**EXERCISE**. Copy the material below word for word, keeping every line in its original order.

**RECORD EXCERPTS**.
# # #

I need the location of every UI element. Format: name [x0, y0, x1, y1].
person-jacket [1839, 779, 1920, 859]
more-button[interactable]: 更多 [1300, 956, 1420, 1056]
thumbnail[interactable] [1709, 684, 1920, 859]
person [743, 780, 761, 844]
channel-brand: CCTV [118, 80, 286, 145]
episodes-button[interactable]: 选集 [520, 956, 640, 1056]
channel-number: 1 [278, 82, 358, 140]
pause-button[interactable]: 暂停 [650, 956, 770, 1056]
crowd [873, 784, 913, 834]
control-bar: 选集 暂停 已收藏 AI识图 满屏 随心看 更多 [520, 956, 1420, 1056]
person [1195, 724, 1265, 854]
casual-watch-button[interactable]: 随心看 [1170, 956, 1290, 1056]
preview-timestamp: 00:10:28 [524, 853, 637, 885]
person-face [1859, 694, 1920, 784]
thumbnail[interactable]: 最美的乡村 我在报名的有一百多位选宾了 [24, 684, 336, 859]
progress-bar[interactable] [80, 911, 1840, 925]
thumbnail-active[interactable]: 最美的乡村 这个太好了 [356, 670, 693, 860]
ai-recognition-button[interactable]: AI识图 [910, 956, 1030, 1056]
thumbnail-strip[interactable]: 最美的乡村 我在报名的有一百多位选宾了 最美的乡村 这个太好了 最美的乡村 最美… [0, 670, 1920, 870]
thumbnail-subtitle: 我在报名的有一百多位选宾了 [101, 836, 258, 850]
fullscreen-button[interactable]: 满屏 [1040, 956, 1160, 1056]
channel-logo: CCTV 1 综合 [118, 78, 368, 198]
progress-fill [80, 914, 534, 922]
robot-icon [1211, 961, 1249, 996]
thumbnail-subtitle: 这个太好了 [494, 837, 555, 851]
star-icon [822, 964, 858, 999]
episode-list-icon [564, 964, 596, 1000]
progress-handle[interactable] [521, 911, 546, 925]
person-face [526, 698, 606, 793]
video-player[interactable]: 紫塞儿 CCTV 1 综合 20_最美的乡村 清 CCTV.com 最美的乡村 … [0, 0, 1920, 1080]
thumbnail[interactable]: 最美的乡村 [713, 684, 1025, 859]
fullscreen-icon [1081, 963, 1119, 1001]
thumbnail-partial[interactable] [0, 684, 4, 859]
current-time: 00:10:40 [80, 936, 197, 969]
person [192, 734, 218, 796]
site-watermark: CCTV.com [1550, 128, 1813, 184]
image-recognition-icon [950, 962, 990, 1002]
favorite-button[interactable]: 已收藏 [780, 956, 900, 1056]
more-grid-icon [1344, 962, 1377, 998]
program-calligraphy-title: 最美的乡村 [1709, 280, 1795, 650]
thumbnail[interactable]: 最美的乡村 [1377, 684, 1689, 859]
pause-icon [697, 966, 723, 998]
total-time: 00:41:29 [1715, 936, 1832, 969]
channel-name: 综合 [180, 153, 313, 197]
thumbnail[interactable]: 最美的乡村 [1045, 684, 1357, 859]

# # #

**SOLUTION TO THE PROBLEM**.
I need the location of every UI element. Format: name [x0, y0, x1, y1].
person-jacket [1839, 779, 1920, 859]
more-button[interactable]: 更多 [1300, 956, 1420, 1056]
thumbnail[interactable] [1709, 684, 1920, 859]
person [743, 780, 761, 844]
channel-brand: CCTV [118, 80, 286, 145]
episodes-button[interactable]: 选集 [520, 956, 640, 1056]
channel-number: 1 [278, 82, 358, 140]
pause-button[interactable]: 暂停 [650, 956, 770, 1056]
crowd [873, 784, 913, 834]
control-bar: 选集 暂停 已收藏 AI识图 满屏 随心看 更多 [520, 956, 1420, 1056]
person [1195, 724, 1265, 854]
casual-watch-button[interactable]: 随心看 [1170, 956, 1290, 1056]
preview-timestamp: 00:10:28 [524, 853, 637, 885]
person-face [1859, 694, 1920, 784]
thumbnail[interactable]: 最美的乡村 我在报名的有一百多位选宾了 [24, 684, 336, 859]
progress-bar[interactable] [80, 911, 1840, 925]
thumbnail-active[interactable]: 最美的乡村 这个太好了 [356, 670, 693, 860]
ai-recognition-button[interactable]: AI识图 [910, 956, 1030, 1056]
thumbnail-strip[interactable]: 最美的乡村 我在报名的有一百多位选宾了 最美的乡村 这个太好了 最美的乡村 最美… [0, 670, 1920, 870]
thumbnail-subtitle: 我在报名的有一百多位选宾了 [101, 836, 258, 850]
fullscreen-button[interactable]: 满屏 [1040, 956, 1160, 1056]
channel-logo: CCTV 1 综合 [118, 78, 368, 198]
progress-fill [80, 914, 534, 922]
robot-icon [1211, 961, 1249, 996]
thumbnail-subtitle: 这个太好了 [494, 837, 555, 851]
star-icon [822, 964, 858, 999]
episode-list-icon [564, 964, 596, 1000]
progress-handle[interactable] [521, 911, 546, 925]
person-face [526, 698, 606, 793]
video-player[interactable]: 紫塞儿 CCTV 1 综合 20_最美的乡村 清 CCTV.com 最美的乡村 … [0, 0, 1920, 1080]
thumbnail[interactable]: 最美的乡村 [713, 684, 1025, 859]
fullscreen-icon [1081, 963, 1119, 1001]
thumbnail-partial[interactable] [0, 684, 4, 859]
current-time: 00:10:40 [80, 936, 197, 969]
person [192, 734, 218, 796]
site-watermark: CCTV.com [1550, 128, 1813, 184]
image-recognition-icon [950, 962, 990, 1002]
favorite-button[interactable]: 已收藏 [780, 956, 900, 1056]
more-grid-icon [1344, 962, 1377, 998]
program-calligraphy-title: 最美的乡村 [1709, 280, 1795, 650]
thumbnail[interactable]: 最美的乡村 [1377, 684, 1689, 859]
pause-icon [697, 966, 723, 998]
total-time: 00:41:29 [1715, 936, 1832, 969]
channel-name: 综合 [180, 153, 313, 197]
thumbnail[interactable]: 最美的乡村 [1045, 684, 1357, 859]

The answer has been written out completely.